• **DIRECTIVE**:
How many lines in the records below hold the string "name"? Please answer with the number and nothing more.

-- RECORDS start --

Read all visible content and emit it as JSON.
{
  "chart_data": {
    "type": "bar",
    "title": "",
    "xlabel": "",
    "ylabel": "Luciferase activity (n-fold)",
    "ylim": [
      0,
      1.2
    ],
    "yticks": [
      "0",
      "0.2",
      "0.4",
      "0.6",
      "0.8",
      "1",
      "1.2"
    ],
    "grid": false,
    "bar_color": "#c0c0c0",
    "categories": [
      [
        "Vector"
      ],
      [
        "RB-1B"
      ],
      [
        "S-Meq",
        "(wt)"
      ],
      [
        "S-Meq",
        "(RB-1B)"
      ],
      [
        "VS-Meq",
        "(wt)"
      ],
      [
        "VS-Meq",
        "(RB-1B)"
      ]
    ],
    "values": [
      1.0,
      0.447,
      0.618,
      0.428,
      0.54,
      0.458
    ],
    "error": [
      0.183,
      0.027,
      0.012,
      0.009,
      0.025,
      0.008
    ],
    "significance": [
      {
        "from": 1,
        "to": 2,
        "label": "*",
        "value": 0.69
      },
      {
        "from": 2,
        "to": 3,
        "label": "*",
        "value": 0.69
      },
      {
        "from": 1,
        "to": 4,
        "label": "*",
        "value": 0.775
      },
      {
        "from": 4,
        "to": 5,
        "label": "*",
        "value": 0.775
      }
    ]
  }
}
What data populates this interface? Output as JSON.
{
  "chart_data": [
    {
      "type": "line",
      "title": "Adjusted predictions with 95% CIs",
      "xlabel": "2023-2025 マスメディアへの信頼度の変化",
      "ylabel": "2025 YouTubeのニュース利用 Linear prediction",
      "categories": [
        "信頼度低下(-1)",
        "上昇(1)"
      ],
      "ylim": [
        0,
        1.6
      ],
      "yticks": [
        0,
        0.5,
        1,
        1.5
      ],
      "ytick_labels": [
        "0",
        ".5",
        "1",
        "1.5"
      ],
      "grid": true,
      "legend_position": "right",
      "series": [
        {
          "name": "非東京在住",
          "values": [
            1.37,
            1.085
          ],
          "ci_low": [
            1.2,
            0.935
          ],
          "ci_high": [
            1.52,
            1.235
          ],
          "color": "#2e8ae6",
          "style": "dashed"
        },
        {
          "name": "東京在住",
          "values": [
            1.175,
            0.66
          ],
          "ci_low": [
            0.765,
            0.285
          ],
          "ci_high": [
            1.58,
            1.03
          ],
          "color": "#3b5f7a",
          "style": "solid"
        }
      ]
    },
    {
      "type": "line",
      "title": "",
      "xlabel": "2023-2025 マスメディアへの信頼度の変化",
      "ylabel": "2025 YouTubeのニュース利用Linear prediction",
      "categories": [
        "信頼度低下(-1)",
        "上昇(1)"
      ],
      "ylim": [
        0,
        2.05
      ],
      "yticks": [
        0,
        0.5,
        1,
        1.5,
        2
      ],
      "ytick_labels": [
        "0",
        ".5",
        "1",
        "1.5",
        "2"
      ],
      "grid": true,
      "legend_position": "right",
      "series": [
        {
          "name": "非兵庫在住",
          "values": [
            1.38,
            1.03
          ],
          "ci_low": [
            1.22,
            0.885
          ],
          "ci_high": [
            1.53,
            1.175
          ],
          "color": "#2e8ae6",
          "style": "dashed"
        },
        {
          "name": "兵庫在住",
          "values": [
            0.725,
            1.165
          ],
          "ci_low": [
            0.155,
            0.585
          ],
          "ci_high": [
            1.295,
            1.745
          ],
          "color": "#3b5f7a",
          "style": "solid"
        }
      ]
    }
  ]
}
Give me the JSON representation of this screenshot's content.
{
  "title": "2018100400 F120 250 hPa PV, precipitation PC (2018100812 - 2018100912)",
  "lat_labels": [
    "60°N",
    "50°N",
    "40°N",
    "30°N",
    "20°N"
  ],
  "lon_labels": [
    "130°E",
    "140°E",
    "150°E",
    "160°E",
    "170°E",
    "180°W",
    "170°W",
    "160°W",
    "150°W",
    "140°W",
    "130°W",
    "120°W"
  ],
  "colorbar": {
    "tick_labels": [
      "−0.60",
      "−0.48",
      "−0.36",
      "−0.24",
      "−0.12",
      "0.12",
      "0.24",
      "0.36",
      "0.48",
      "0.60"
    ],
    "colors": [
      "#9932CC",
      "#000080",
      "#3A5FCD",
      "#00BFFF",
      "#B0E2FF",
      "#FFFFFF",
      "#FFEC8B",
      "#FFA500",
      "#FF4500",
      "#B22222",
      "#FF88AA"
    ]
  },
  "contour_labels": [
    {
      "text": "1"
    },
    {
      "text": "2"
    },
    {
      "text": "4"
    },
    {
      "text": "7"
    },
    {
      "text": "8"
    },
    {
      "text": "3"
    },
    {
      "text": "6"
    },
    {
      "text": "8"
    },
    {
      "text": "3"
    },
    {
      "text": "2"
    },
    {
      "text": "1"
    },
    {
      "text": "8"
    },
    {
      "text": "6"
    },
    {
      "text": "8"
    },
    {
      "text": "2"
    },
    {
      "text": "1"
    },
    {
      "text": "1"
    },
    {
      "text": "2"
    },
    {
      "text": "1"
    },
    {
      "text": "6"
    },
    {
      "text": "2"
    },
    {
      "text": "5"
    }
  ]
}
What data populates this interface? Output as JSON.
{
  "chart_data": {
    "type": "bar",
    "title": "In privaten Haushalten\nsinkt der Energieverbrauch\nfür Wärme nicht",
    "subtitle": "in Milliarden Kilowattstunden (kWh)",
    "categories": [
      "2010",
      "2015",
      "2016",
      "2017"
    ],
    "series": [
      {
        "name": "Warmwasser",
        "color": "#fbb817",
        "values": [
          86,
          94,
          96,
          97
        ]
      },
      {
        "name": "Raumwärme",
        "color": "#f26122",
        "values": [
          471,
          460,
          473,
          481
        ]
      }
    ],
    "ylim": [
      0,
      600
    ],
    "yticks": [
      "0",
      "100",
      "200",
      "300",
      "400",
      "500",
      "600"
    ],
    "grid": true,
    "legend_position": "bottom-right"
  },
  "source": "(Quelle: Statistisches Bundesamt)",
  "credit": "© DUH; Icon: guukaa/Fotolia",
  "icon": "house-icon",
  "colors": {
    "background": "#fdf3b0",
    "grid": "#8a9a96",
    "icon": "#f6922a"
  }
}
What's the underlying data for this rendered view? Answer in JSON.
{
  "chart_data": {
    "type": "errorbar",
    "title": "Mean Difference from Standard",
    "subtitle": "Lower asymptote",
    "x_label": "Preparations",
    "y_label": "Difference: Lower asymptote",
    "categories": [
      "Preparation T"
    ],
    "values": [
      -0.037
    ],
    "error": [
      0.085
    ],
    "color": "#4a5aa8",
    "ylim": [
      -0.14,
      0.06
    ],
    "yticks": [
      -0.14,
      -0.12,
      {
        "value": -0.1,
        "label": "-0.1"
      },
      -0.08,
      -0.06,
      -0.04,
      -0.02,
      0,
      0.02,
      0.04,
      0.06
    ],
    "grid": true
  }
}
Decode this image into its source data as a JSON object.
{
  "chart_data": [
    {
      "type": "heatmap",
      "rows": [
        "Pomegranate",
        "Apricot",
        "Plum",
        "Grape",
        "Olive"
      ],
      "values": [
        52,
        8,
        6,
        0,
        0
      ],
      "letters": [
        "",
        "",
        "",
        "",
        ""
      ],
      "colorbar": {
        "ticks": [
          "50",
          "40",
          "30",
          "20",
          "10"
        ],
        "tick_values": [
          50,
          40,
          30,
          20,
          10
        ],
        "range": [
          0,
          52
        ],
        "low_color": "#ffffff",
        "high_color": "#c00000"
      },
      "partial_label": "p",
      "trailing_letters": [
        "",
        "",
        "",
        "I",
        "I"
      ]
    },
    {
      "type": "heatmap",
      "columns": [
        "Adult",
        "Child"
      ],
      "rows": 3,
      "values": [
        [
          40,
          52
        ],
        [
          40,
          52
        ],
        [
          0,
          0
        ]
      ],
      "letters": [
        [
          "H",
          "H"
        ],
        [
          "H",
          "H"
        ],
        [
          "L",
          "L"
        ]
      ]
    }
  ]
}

-- RECORDS end --

• **WRITTEN ANSWER**:
6